## Goal
From the material below, list every line containing "judeus".

------ Data supplied

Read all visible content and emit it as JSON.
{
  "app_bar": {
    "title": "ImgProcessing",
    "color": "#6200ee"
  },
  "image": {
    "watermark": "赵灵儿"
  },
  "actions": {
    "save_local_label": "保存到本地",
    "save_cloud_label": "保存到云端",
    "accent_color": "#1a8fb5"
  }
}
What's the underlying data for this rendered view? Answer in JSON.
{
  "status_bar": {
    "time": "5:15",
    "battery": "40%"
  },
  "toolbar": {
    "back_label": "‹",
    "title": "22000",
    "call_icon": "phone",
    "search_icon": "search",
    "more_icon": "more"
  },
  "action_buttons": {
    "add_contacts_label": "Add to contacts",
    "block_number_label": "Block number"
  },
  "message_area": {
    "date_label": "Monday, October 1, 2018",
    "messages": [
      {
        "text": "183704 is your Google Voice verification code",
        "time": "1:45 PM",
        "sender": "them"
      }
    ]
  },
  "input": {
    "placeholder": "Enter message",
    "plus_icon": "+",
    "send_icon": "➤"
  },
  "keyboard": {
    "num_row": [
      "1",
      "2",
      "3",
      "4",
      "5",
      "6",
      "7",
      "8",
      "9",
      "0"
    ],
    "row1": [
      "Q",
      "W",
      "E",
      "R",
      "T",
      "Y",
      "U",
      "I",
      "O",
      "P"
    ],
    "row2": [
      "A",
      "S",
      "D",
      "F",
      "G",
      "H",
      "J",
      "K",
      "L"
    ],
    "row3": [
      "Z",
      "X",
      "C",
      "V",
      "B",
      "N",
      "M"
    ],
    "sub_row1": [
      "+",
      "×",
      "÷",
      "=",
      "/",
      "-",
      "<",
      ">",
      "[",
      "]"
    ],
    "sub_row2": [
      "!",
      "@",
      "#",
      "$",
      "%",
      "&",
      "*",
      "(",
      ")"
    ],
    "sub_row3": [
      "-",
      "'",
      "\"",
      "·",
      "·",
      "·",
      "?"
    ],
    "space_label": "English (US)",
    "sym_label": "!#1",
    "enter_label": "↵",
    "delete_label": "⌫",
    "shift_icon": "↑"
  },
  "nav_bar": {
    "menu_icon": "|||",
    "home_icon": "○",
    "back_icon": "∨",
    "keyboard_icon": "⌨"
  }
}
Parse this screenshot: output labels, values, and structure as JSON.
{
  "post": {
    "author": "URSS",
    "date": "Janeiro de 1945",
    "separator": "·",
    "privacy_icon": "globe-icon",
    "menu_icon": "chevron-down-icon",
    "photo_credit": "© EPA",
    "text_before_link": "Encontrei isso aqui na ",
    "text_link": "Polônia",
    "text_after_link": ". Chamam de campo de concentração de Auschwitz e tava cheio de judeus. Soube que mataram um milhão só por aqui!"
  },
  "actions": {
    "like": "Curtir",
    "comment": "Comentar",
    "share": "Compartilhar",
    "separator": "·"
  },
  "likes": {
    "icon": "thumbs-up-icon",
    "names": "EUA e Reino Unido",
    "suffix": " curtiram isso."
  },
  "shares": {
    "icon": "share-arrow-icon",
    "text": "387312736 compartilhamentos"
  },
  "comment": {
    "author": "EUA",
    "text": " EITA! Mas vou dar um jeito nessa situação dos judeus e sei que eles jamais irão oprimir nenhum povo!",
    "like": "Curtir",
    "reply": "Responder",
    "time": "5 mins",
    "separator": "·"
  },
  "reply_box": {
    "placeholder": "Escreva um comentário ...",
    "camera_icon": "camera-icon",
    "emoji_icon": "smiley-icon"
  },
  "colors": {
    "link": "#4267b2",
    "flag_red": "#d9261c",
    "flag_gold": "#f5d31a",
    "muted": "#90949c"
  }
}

------------

## Result of the task
    "text_after_link": ". Chamam de campo de concentração de Auschwitz e tava cheio de judeus. Soube que mataram um milhão só por aqui!"
    "text": " EITA! Mas vou dar um jeito nessa situação dos judeus e sei que eles jamais irão oprimir nenhum povo!",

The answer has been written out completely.